* Begin *
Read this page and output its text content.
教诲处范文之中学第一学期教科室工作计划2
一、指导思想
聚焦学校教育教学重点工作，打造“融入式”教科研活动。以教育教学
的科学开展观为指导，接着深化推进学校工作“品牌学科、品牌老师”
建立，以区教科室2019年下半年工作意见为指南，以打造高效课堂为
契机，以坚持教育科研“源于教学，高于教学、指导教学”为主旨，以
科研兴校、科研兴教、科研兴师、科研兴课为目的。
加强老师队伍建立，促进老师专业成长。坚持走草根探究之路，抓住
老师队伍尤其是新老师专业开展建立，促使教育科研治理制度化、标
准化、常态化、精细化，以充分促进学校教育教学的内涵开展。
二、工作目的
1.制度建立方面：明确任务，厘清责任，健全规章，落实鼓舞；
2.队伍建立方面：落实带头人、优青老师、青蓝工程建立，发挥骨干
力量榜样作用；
* End *
* Begin *
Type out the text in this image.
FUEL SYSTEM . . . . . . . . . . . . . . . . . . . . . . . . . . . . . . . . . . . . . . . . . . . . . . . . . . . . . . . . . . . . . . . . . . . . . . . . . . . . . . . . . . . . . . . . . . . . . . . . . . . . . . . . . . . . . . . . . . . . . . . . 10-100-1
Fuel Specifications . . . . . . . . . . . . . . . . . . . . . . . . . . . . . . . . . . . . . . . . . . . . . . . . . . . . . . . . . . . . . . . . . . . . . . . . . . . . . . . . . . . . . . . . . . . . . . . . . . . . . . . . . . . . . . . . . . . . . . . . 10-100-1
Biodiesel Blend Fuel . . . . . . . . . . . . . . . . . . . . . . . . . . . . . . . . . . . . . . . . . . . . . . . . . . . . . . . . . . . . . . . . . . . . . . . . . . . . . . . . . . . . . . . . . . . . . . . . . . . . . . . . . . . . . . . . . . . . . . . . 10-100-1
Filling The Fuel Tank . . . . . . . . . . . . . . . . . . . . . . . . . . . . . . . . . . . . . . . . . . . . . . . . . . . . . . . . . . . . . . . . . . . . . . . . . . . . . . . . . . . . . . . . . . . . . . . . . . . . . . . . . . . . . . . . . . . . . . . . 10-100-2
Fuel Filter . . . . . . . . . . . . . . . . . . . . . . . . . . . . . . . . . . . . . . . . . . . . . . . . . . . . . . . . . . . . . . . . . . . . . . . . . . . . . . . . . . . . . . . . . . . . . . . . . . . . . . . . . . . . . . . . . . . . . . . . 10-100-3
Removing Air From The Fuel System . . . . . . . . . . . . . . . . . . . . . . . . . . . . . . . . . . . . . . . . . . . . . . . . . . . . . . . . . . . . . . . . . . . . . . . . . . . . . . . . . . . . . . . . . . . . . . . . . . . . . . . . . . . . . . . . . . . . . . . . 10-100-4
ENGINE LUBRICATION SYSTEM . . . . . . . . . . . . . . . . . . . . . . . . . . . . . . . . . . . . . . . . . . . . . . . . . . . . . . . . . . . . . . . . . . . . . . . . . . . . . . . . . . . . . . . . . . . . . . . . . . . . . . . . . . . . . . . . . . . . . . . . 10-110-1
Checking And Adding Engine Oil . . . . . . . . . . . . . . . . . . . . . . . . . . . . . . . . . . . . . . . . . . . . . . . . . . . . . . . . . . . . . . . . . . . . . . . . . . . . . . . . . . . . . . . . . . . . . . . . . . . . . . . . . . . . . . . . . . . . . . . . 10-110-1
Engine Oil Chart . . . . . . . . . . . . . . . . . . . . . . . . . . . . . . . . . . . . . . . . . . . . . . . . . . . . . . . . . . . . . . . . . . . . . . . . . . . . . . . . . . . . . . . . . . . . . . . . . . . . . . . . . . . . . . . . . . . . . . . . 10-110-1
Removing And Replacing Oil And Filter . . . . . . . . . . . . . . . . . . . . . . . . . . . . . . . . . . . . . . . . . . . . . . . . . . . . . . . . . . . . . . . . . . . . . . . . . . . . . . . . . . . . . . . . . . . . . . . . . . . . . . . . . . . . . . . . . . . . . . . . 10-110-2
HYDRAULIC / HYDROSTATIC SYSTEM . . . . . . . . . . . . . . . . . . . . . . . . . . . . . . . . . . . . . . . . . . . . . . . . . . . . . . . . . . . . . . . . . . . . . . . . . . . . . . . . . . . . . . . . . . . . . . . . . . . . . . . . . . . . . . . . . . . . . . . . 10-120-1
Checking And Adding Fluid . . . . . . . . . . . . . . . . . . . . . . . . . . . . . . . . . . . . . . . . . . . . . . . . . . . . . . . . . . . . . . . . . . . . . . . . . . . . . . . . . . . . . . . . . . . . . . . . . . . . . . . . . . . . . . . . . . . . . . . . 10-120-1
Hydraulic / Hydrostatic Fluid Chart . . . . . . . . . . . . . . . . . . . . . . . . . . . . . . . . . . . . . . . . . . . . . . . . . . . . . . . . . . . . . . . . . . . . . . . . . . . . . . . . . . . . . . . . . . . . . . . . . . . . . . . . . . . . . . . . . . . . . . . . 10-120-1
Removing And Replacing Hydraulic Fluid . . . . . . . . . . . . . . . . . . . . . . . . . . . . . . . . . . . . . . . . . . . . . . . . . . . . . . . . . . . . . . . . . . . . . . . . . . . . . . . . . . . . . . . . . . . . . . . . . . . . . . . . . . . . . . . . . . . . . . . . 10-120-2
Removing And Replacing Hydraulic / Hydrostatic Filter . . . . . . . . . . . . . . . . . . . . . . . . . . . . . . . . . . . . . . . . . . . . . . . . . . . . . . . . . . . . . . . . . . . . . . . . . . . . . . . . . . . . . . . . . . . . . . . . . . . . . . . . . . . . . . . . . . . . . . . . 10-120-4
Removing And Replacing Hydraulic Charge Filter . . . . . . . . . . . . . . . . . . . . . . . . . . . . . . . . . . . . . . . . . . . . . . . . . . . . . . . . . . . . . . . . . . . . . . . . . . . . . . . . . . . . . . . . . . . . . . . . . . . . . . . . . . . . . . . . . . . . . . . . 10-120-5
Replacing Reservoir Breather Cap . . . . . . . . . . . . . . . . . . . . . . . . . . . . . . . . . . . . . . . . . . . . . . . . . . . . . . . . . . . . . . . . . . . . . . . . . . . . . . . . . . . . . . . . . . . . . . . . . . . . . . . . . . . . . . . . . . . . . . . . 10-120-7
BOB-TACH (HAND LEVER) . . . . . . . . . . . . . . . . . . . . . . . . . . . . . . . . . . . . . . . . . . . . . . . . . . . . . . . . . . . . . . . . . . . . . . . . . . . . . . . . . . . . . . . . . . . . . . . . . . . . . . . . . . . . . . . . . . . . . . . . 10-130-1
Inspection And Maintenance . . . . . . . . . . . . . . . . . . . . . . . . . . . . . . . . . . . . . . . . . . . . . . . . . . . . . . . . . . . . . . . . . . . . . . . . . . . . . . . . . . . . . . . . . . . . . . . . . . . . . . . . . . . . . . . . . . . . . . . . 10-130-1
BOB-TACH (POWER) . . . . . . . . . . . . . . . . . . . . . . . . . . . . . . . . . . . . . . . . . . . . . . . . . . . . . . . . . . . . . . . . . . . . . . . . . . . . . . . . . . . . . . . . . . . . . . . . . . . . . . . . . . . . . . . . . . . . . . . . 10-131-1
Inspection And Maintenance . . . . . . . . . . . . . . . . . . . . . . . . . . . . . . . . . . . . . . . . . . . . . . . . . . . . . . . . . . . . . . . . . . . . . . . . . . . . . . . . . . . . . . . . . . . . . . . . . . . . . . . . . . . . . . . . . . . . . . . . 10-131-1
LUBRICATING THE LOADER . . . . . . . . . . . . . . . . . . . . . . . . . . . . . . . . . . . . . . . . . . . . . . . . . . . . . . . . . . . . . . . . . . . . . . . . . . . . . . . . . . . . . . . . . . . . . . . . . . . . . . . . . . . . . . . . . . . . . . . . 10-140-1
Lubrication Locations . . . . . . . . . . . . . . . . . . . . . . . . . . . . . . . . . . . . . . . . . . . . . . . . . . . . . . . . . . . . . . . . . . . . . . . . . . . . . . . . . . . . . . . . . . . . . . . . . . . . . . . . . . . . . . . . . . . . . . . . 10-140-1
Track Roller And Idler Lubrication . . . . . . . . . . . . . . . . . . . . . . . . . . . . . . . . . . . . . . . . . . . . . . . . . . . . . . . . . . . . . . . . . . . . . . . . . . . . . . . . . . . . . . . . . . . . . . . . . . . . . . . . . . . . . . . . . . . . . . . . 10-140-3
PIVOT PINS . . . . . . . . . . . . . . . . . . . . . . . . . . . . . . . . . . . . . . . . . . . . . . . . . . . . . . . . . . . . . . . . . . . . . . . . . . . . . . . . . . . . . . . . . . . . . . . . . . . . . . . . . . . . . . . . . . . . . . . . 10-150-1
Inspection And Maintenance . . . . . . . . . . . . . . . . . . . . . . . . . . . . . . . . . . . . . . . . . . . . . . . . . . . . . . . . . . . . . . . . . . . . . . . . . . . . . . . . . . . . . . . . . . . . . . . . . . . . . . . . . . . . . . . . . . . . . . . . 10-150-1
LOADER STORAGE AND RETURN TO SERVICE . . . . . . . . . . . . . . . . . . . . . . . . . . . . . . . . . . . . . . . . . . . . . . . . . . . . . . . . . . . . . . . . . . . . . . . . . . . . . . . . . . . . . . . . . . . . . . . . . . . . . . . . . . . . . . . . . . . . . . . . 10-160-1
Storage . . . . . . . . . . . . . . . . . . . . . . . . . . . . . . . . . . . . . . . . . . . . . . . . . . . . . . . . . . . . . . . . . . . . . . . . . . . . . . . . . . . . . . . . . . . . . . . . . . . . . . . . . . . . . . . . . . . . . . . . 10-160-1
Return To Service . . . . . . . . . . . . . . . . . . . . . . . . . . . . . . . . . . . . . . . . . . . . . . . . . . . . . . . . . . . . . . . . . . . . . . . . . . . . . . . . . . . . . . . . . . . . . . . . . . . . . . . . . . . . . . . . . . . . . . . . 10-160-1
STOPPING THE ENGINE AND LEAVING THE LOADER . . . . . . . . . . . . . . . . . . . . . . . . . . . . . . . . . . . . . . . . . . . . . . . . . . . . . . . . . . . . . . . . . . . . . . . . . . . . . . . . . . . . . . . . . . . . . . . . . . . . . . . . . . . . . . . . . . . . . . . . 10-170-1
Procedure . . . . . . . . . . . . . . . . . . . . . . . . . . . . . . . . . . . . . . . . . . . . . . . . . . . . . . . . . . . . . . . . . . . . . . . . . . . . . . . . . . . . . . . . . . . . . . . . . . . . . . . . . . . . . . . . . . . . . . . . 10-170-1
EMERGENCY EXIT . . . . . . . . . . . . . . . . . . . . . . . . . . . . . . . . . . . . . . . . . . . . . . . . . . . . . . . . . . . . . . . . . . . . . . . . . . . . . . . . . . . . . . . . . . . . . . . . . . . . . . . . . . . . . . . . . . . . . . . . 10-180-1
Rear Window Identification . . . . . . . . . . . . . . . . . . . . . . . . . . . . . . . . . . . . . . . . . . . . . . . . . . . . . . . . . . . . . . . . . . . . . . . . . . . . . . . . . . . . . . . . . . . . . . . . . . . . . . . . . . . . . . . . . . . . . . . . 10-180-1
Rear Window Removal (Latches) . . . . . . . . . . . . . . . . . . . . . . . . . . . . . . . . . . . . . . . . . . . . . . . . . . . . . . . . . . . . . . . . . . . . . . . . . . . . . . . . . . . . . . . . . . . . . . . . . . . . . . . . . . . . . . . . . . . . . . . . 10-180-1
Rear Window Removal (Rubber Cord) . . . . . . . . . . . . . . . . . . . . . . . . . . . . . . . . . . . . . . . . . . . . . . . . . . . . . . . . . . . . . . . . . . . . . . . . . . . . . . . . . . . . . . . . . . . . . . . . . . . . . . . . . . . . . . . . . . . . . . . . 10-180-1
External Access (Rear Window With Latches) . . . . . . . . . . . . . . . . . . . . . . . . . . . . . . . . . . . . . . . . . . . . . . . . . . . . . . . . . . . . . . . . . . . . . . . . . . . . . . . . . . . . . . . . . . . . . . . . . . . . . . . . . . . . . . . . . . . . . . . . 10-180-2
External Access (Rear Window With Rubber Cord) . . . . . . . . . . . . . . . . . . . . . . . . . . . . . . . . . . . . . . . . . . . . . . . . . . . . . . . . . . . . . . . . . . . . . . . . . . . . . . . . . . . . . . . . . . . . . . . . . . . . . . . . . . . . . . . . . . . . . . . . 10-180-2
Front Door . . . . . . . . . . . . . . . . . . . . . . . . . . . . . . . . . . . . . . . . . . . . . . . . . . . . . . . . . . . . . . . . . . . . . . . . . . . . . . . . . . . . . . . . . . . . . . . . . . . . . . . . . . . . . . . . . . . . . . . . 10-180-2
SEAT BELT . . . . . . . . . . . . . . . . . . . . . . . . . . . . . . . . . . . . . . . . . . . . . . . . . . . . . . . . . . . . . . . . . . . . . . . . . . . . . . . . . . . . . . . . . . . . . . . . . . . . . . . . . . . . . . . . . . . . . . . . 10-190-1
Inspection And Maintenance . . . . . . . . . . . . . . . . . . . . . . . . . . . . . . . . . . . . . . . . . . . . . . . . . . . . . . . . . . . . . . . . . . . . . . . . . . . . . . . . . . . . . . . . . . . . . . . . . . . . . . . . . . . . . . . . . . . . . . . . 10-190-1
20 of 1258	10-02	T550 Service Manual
* End *
**Task brief**
Scan the material line by line and report each one that contains "Adding".

**Result of this task**
Checking And Adding Engine Oil . . . . . . . . . . . . . . . . . . . . . . . . . . . . . . . . . . . . . . . . . . . . . . . . . . . . . . . . . . . . . . . . . . . . . . . . . . . . . . . . . . . . . . . . . . . . . . . . . . . . . . . . . . . . . . . . . . . . . . . . 10-110-1
Checking And Adding Fluid . . . . . . . . . . . . . . . . . . . . . . . . . . . . . . . . . . . . . . . . . . . . . . . . . . . . . . . . . . . . . . . . . . . . . . . . . . . . . . . . . . . . . . . . . . . . . . . . . . . . . . . . . . . . . . . . . . . . . . . . 10-120-1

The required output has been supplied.